Entries.
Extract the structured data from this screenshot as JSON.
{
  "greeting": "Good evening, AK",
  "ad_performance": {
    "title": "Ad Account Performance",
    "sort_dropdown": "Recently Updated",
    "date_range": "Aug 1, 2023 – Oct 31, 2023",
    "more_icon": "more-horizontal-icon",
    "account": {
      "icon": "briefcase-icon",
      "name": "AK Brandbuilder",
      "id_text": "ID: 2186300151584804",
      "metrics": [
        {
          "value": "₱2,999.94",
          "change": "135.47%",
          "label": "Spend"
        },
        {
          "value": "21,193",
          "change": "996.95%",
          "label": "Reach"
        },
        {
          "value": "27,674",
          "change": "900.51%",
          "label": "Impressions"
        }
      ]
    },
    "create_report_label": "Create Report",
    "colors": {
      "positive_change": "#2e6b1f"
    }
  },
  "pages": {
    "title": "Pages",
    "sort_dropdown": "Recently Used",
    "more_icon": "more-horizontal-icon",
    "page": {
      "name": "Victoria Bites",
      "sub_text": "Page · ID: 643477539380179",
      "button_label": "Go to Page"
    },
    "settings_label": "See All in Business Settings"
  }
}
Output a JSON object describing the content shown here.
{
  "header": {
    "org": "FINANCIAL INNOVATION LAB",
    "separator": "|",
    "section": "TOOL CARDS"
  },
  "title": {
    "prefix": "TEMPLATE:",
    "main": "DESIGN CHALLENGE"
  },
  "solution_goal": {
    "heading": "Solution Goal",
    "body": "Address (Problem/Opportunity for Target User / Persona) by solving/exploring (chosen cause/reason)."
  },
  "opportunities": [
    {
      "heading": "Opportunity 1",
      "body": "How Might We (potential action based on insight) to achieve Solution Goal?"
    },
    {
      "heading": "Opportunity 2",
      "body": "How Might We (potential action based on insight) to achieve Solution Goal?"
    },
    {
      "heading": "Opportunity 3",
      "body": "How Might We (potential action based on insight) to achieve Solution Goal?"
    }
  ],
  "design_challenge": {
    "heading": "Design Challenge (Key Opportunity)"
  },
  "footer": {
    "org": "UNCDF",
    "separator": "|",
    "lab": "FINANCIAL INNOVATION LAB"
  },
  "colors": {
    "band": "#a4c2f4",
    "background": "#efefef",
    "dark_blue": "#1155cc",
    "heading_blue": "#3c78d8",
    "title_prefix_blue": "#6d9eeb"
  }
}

The task. Transcribe the data above in full, exactly.

The result.
Extract the structured data from this screenshot as JSON.
{
  "greeting": "Good evening, AK",
  "ad_performance": {
    "title": "Ad Account Performance",
    "sort_dropdown": "Recently Updated",
    "date_range": "Aug 1, 2023 – Oct 31, 2023",
    "more_icon": "more-horizontal-icon",
    "account": {
      "icon": "briefcase-icon",
      "name": "AK Brandbuilder",
      "id_text": "ID: 2186300151584804",
      "metrics": [
        {
          "value": "₱2,999.94",
          "change": "135.47%",
          "label": "Spend"
        },
        {
          "value": "21,193",
          "change": "996.95%",
          "label": "Reach"
        },
        {
          "value": "27,674",
          "change": "900.51%",
          "label": "Impressions"
        }
      ]
    },
    "create_report_label": "Create Report",
    "colors": {
      "positive_change": "#2e6b1f"
    }
  },
  "pages": {
    "title": "Pages",
    "sort_dropdown": "Recently Used",
    "more_icon": "more-horizontal-icon",
    "page": {
      "name": "Victoria Bites",
      "sub_text": "Page · ID: 643477539380179",
      "button_label": "Go to Page"
    },
    "settings_label": "See All in Business Settings"
  }
}
Output a JSON object describing the content shown here.
{
  "header": {
    "org": "FINANCIAL INNOVATION LAB",
    "separator": "|",
    "section": "TOOL CARDS"
  },
  "title": {
    "prefix": "TEMPLATE:",
    "main": "DESIGN CHALLENGE"
  },
  "solution_goal": {
    "heading": "Solution Goal",
    "body": "Address (Problem/Opportunity for Target User / Persona) by solving/exploring (chosen cause/reason)."
  },
  "opportunities": [
    {
      "heading": "Opportunity 1",
      "body": "How Might We (potential action based on insight) to achieve Solution Goal?"
    },
    {
      "heading": "Opportunity 2",
      "body": "How Might We (potential action based on insight) to achieve Solution Goal?"
    },
    {
      "heading": "Opportunity 3",
      "body": "How Might We (potential action based on insight) to achieve Solution Goal?"
    }
  ],
  "design_challenge": {
    "heading": "Design Challenge (Key Opportunity)"
  },
  "footer": {
    "org": "UNCDF",
    "separator": "|",
    "lab": "FINANCIAL INNOVATION LAB"
  },
  "colors": {
    "band": "#a4c2f4",
    "background": "#efefef",
    "dark_blue": "#1155cc",
    "heading_blue": "#3c78d8",
    "title_prefix_blue": "#6d9eeb"
  }
}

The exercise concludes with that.